Stated exercise 1: In the call for contributions, what is the stated theme for Talking about Teaching 2015?

[START OF Provided passage]

Talking about Teaching 2015 – Call for Contributions
Talking about Teaching 2015 is our annual event that gives staff an opportunity to engage in conversations about learning, teaching and assessment. This year the theme for the event is “Inclusive Learning, Teaching and Assessment”. Inclusive learning and teaching refers to any number of approaches that meets the needs of students from a variety of backgrounds, learning styles and abilities. With the emphasis on equality and diversity, the conference aims to provide opportunities for staff to share ideas and consider ways in which we can adopt inclusive pedagogies for the future.
Call for Contributions
You are invited to contribute to the day through facilitating a workshop or leading a teaching and learning conversation (TLC) based on your own and/or others’ scholarly work, which highlights good practice and innovation as it relates to the theme of the event.

[END OF Provided passage]
[START OF Data shown]

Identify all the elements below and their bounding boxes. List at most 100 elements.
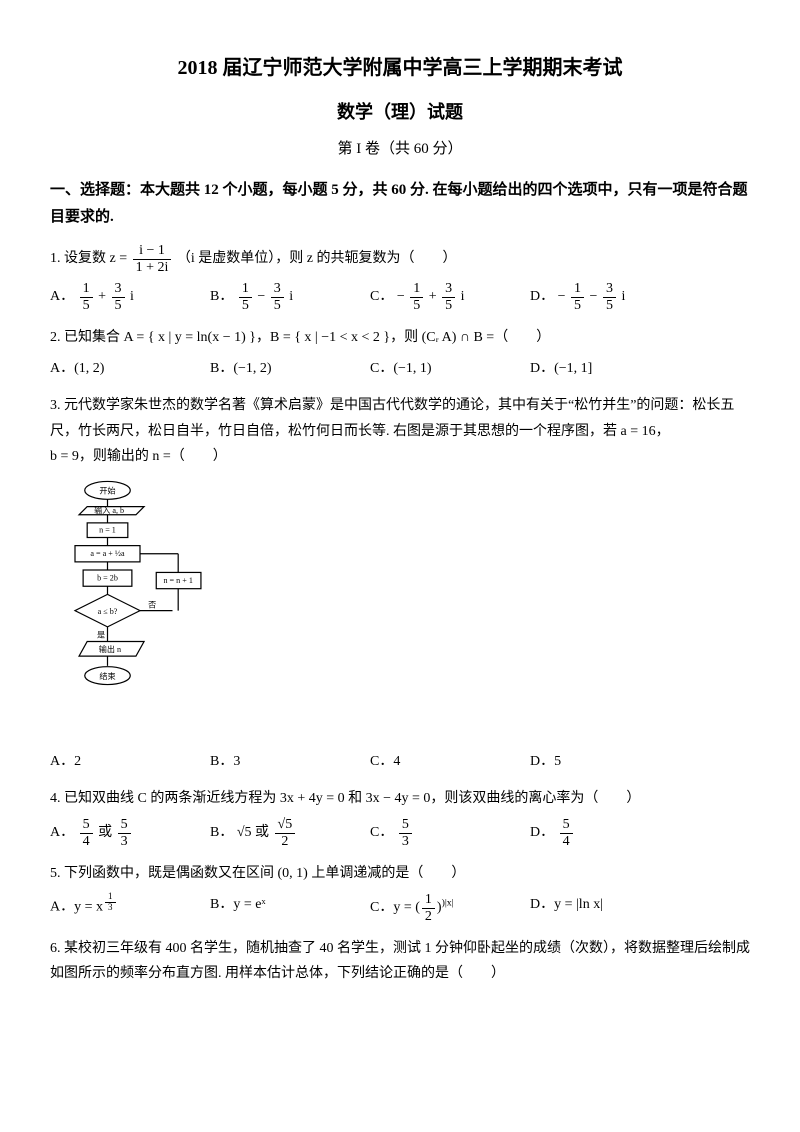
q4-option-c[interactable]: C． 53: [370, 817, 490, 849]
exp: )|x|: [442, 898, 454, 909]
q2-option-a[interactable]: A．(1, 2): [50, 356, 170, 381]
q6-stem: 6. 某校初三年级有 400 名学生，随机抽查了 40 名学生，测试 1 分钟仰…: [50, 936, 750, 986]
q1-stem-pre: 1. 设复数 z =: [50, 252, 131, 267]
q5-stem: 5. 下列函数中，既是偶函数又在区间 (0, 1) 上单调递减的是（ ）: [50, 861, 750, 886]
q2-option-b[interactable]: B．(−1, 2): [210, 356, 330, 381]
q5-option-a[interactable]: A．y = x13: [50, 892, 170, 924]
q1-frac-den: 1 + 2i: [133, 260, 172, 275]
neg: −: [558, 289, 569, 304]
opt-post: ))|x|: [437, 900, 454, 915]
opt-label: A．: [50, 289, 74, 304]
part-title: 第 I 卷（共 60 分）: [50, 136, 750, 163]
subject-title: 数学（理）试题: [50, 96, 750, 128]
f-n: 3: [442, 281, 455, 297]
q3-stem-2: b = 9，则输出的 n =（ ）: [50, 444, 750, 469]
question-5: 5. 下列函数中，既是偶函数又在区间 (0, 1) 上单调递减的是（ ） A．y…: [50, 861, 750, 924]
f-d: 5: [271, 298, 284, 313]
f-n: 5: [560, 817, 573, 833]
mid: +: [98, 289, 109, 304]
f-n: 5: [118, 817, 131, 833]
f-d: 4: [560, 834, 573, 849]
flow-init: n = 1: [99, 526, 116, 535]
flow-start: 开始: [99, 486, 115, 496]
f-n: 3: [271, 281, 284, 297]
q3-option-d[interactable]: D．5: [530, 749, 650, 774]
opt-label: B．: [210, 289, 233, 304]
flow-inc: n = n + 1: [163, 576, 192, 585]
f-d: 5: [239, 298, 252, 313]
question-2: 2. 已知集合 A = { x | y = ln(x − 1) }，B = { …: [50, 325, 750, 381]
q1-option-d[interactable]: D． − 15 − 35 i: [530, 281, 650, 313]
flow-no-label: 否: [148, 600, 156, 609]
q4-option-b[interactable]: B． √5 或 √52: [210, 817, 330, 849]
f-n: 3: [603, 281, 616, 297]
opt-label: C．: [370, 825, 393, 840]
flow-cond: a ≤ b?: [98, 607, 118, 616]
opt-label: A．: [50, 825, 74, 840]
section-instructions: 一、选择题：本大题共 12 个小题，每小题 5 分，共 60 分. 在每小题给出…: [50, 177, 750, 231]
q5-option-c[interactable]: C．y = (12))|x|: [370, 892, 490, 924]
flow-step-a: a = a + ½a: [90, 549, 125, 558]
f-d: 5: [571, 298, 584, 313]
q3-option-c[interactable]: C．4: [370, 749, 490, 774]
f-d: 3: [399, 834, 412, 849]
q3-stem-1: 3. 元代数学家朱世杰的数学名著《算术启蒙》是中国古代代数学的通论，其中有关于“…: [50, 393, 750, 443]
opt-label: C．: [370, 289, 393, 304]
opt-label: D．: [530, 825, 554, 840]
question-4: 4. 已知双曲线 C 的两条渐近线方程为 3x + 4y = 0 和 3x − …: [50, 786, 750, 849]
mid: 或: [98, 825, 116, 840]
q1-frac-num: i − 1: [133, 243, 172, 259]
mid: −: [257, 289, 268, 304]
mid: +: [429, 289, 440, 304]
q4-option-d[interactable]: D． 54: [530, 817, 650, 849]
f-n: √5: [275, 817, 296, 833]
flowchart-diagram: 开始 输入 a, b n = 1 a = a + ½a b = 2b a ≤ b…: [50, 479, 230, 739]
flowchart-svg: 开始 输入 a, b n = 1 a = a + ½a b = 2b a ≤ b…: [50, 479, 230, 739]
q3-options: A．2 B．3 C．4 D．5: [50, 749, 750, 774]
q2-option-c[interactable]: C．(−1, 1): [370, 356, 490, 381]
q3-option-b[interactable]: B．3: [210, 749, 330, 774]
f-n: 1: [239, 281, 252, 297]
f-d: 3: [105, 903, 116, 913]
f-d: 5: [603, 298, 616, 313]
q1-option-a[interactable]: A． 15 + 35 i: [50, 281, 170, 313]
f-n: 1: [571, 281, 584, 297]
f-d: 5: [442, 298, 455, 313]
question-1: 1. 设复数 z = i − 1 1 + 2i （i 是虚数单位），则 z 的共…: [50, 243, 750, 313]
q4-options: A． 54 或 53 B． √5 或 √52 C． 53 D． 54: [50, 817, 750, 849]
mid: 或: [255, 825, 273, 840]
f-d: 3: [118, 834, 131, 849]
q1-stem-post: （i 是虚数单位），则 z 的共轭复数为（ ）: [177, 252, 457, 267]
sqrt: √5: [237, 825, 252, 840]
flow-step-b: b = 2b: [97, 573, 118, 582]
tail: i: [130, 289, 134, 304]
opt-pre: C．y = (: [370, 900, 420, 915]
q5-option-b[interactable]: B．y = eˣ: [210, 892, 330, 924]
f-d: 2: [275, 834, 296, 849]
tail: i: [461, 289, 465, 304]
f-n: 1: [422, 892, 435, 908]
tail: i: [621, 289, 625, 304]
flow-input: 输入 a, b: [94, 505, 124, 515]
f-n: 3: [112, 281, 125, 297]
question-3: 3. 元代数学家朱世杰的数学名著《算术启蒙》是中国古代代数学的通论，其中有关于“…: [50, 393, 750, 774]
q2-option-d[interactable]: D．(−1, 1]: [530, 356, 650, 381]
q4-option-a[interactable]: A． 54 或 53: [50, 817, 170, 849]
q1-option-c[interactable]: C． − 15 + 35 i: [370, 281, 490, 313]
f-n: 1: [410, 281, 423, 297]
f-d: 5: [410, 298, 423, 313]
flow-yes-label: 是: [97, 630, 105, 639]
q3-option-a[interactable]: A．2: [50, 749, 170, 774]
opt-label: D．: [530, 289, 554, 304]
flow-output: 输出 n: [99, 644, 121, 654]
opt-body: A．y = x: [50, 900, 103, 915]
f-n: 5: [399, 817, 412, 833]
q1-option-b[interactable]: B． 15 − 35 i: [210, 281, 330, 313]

[END OF Data shown]

Stated exercise 2: Transcribe the entries from the line containing "q4-option-c[interactable]: C． 53: [370, 817, 490, 849]" through the line containing "opt-label: A．: [50, 289, 74, 304]", including both of those lines.

Written solution 1: Inclusive Learning, Teaching and Assessment

Written solution 2:
q4-option-c[interactable]: C． 53: [370, 817, 490, 849]
exp: )|x|: [442, 898, 454, 909]
q2-option-a[interactable]: A．(1, 2): [50, 356, 170, 381]
q6-stem: 6. 某校初三年级有 400 名学生，随机抽查了 40 名学生，测试 1 分钟仰…: [50, 936, 750, 986]
q1-stem-pre: 1. 设复数 z =: [50, 252, 131, 267]
q5-stem: 5. 下列函数中，既是偶函数又在区间 (0, 1) 上单调递减的是（ ）: [50, 861, 750, 886]
q2-option-b[interactable]: B．(−1, 2): [210, 356, 330, 381]
q5-option-a[interactable]: A．y = x13: [50, 892, 170, 924]
q1-frac-den: 1 + 2i: [133, 260, 172, 275]
neg: −: [558, 289, 569, 304]
opt-post: ))|x|: [437, 900, 454, 915]
opt-label: A．: [50, 289, 74, 304]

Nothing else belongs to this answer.